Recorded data
* Start *

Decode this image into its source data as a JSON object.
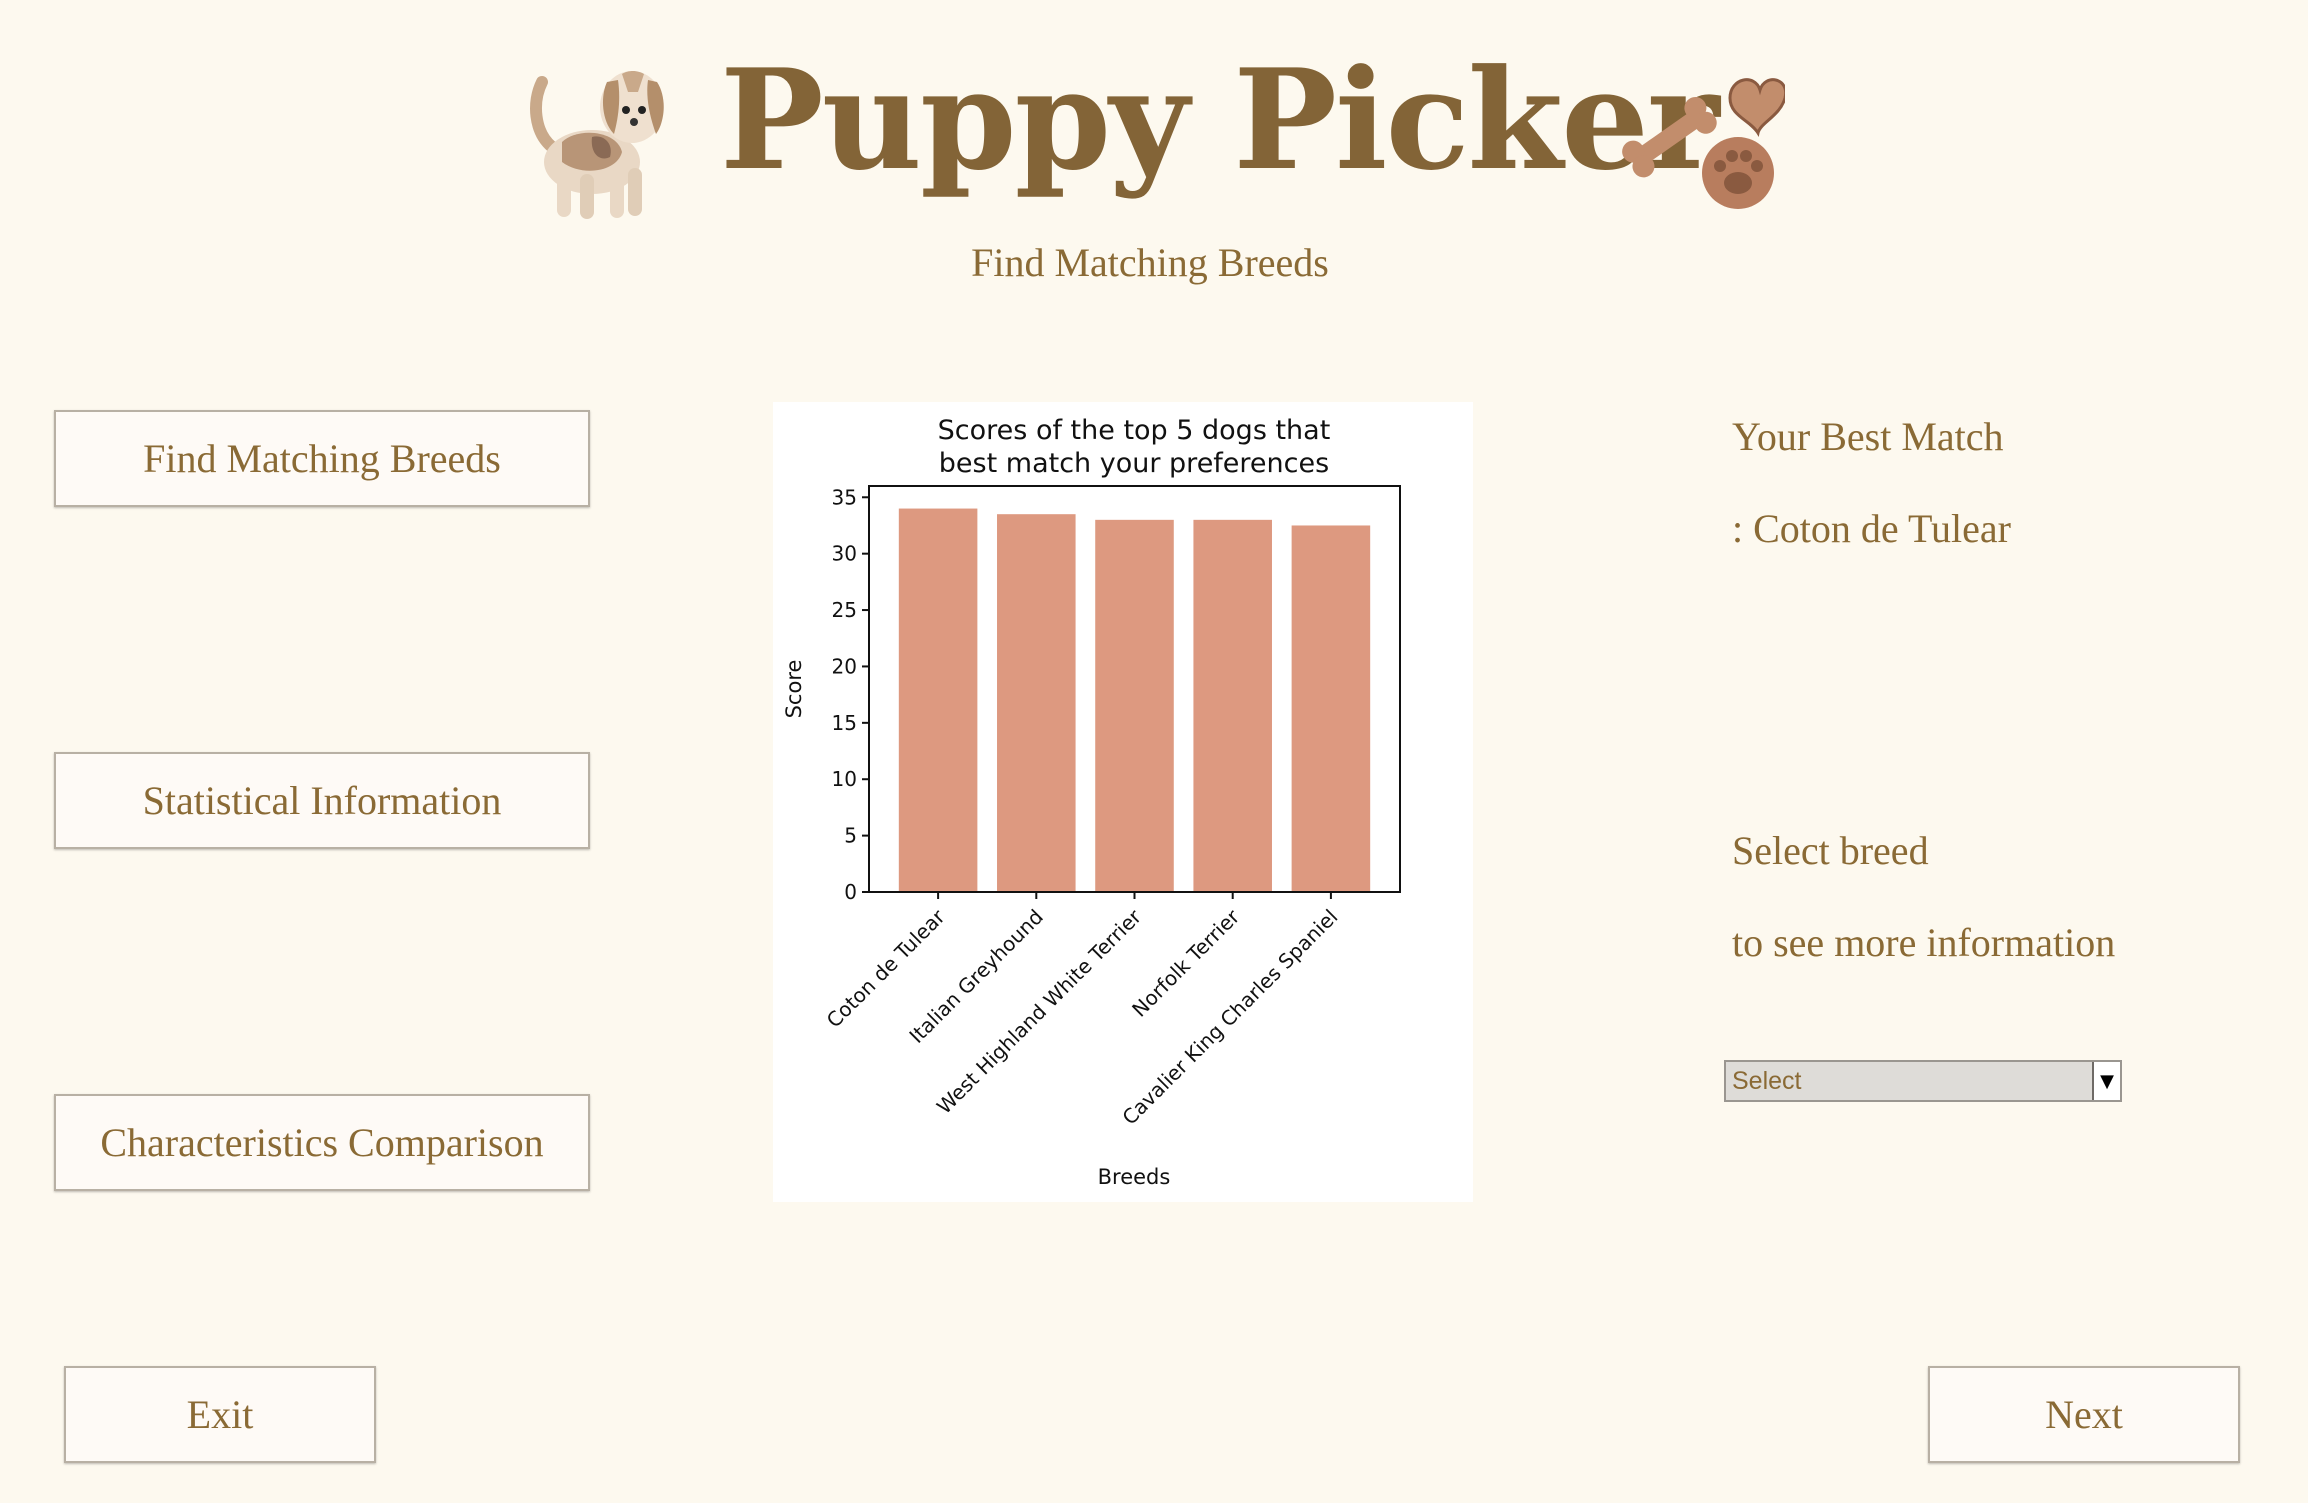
{
  "header": {
    "title": "Puppy Picker",
    "subtitle": "Find Matching Breeds"
  },
  "nav": {
    "find_label": "Find Matching Breeds",
    "stats_label": "Statistical Information",
    "compare_label": "Characteristics Comparison"
  },
  "footer": {
    "exit_label": "Exit",
    "next_label": "Next"
  },
  "result": {
    "best_match_label": "Your Best Match",
    "best_match_value": ": Coton de Tulear",
    "select_label": "Select breed",
    "select_hint": "to see more information",
    "select_value": "Select"
  },
  "chart_data": {
    "type": "bar",
    "title_line1": "Scores of the top 5 dogs that",
    "title_line2": "best match your preferences",
    "xlabel": "Breeds",
    "ylabel": "Score",
    "categories": [
      "Coton de Tulear",
      "Italian Greyhound",
      "West Highland White Terrier",
      "Norfolk Terrier",
      "Cavalier King Charles Spaniel"
    ],
    "values": [
      34,
      33.5,
      33,
      33,
      32.5
    ],
    "ylim": [
      0,
      36
    ],
    "yticks": [
      0,
      5,
      10,
      15,
      20,
      25,
      30,
      35
    ],
    "bar_color": "#dd9980",
    "grid": false
  },
  "icons": {
    "dog": "beagle-puppy-icon",
    "treats": "dog-treats-icon"
  }
}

* End *

→ **Objective**: Restate the whole of the material word for word without the pictures.

→ **Response to the exercise**:
Decode this image into its source data as a JSON object.
{
  "header": {
    "title": "Puppy Picker",
    "subtitle": "Find Matching Breeds"
  },
  "nav": {
    "find_label": "Find Matching Breeds",
    "stats_label": "Statistical Information",
    "compare_label": "Characteristics Comparison"
  },
  "footer": {
    "exit_label": "Exit",
    "next_label": "Next"
  },
  "result": {
    "best_match_label": "Your Best Match",
    "best_match_value": ": Coton de Tulear",
    "select_label": "Select breed",
    "select_hint": "to see more information",
    "select_value": "Select"
  },
  "chart_data": {
    "type": "bar",
    "title_line1": "Scores of the top 5 dogs that",
    "title_line2": "best match your preferences",
    "xlabel": "Breeds",
    "ylabel": "Score",
    "categories": [
      "Coton de Tulear",
      "Italian Greyhound",
      "West Highland White Terrier",
      "Norfolk Terrier",
      "Cavalier King Charles Spaniel"
    ],
    "values": [
      34,
      33.5,
      33,
      33,
      32.5
    ],
    "ylim": [
      0,
      36
    ],
    "yticks": [
      0,
      5,
      10,
      15,
      20,
      25,
      30,
      35
    ],
    "bar_color": "#dd9980",
    "grid": false
  },
  "icons": {
    "dog": "beagle-puppy-icon",
    "treats": "dog-treats-icon"
  }
}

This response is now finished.